§ **WHAT NEEDS TO BE DONE**
Below is a block of records: output all of them exactly and leave out the pictures.

§ **EXERCISE INPUTS**
* Begin *

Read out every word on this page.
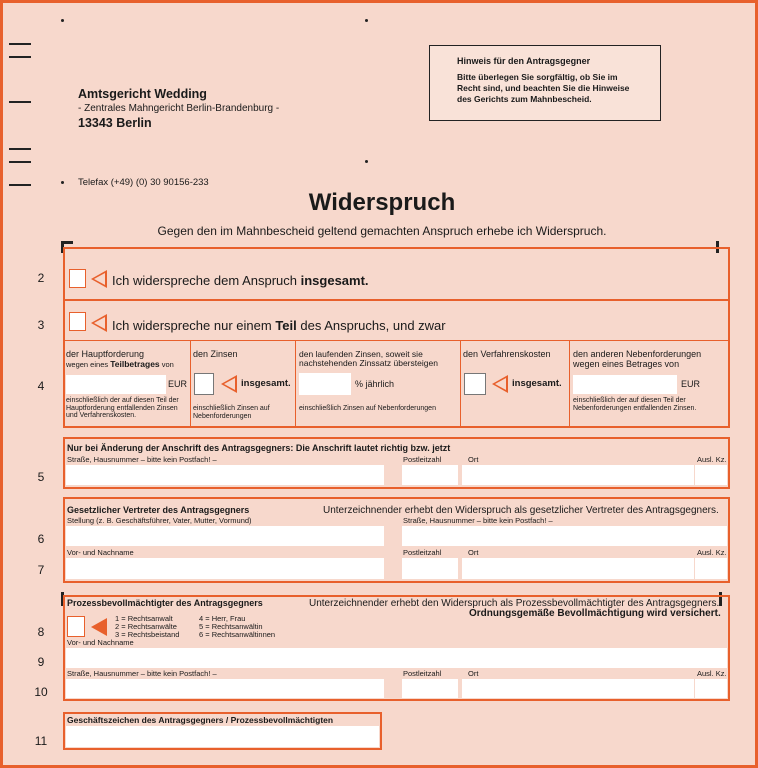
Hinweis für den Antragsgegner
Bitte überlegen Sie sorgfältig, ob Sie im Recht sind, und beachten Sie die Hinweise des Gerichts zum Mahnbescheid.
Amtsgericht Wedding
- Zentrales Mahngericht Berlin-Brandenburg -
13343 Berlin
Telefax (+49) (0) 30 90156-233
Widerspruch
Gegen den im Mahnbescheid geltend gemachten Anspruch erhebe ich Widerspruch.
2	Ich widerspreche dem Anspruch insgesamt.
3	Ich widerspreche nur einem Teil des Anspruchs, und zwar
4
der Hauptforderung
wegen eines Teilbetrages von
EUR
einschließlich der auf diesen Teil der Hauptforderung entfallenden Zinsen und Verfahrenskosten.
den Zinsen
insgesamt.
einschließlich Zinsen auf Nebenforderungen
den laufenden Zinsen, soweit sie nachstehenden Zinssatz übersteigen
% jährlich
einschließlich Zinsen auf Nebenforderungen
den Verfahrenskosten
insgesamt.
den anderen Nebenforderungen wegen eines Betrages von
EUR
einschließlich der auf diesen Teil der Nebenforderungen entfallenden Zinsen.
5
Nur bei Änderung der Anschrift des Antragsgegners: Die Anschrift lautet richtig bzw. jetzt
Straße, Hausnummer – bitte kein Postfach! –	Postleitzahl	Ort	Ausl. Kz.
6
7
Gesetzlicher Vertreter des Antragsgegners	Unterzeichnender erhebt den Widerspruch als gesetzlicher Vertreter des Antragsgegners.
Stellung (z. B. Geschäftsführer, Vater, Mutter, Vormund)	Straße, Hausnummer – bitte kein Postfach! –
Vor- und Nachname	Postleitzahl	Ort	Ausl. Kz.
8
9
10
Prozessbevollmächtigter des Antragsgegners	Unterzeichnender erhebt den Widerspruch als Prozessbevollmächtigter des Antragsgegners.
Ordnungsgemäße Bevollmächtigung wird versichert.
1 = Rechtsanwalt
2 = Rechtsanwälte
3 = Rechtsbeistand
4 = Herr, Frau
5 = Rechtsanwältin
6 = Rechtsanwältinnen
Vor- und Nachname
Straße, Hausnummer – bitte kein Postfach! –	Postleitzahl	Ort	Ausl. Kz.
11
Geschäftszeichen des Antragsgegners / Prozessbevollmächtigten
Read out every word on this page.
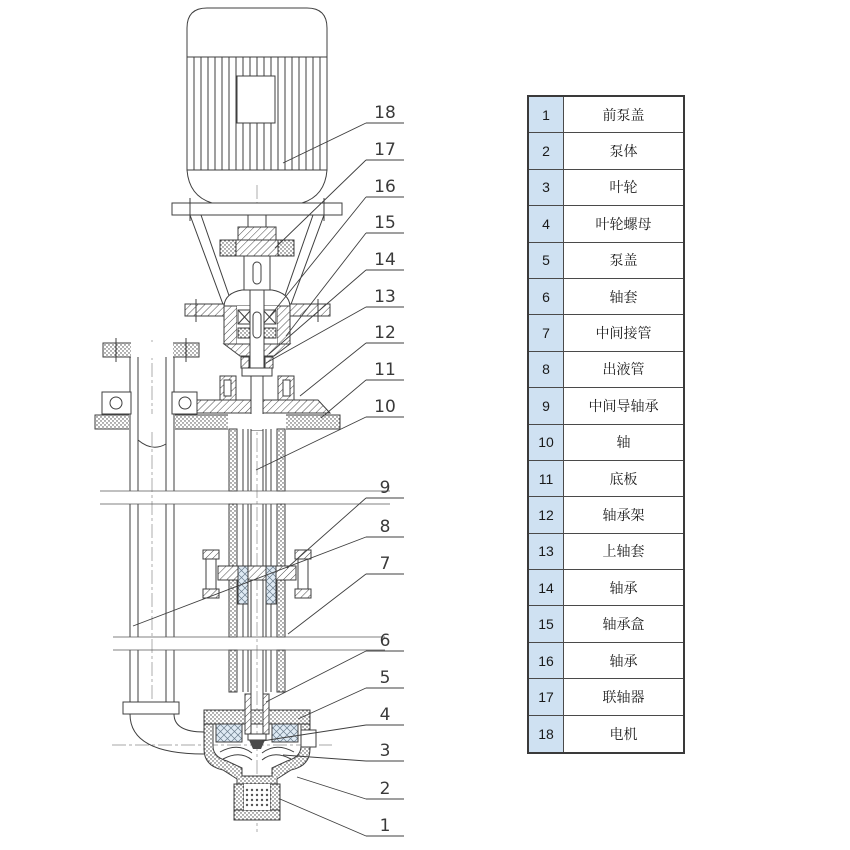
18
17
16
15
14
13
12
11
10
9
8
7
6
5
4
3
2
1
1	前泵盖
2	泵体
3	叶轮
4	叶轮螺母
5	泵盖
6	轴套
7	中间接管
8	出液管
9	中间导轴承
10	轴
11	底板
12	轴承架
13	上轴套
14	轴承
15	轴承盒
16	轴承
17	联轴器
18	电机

* End *

§ **EXERCISE ANSWER**
Read out every word on this page.
Hinweis für den Antragsgegner
Bitte überlegen Sie sorgfältig, ob Sie im Recht sind, und beachten Sie die Hinweise des Gerichts zum Mahnbescheid.
Amtsgericht Wedding
- Zentrales Mahngericht Berlin-Brandenburg -
13343 Berlin
Telefax (+49) (0) 30 90156-233
Widerspruch
Gegen den im Mahnbescheid geltend gemachten Anspruch erhebe ich Widerspruch.
2	Ich widerspreche dem Anspruch insgesamt.
3	Ich widerspreche nur einem Teil des Anspruchs, und zwar
4
der Hauptforderung
wegen eines Teilbetrages von
EUR
einschließlich der auf diesen Teil der Hauptforderung entfallenden Zinsen und Verfahrenskosten.
den Zinsen
insgesamt.
einschließlich Zinsen auf Nebenforderungen
den laufenden Zinsen, soweit sie nachstehenden Zinssatz übersteigen
% jährlich
einschließlich Zinsen auf Nebenforderungen
den Verfahrenskosten
insgesamt.
den anderen Nebenforderungen wegen eines Betrages von
EUR
einschließlich der auf diesen Teil der Nebenforderungen entfallenden Zinsen.
5
Nur bei Änderung der Anschrift des Antragsgegners: Die Anschrift lautet richtig bzw. jetzt
Straße, Hausnummer – bitte kein Postfach! –	Postleitzahl	Ort	Ausl. Kz.
6
7
Gesetzlicher Vertreter des Antragsgegners	Unterzeichnender erhebt den Widerspruch als gesetzlicher Vertreter des Antragsgegners.
Stellung (z. B. Geschäftsführer, Vater, Mutter, Vormund)	Straße, Hausnummer – bitte kein Postfach! –
Vor- und Nachname	Postleitzahl	Ort	Ausl. Kz.
8
9
10
Prozessbevollmächtigter des Antragsgegners	Unterzeichnender erhebt den Widerspruch als Prozessbevollmächtigter des Antragsgegners.
Ordnungsgemäße Bevollmächtigung wird versichert.
1 = Rechtsanwalt
2 = Rechtsanwälte
3 = Rechtsbeistand
4 = Herr, Frau
5 = Rechtsanwältin
6 = Rechtsanwältinnen
Vor- und Nachname
Straße, Hausnummer – bitte kein Postfach! –	Postleitzahl	Ort	Ausl. Kz.
11
Geschäftszeichen des Antragsgegners / Prozessbevollmächtigten
Read out every word on this page.
18
17
16
15
14
13
12
11
10
9
8
7
6
5
4
3
2
1
1	前泵盖
2	泵体
3	叶轮
4	叶轮螺母
5	泵盖
6	轴套
7	中间接管
8	出液管
9	中间导轴承
10	轴
11	底板
12	轴承架
13	上轴套
14	轴承
15	轴承盒
16	轴承
17	联轴器
18	电机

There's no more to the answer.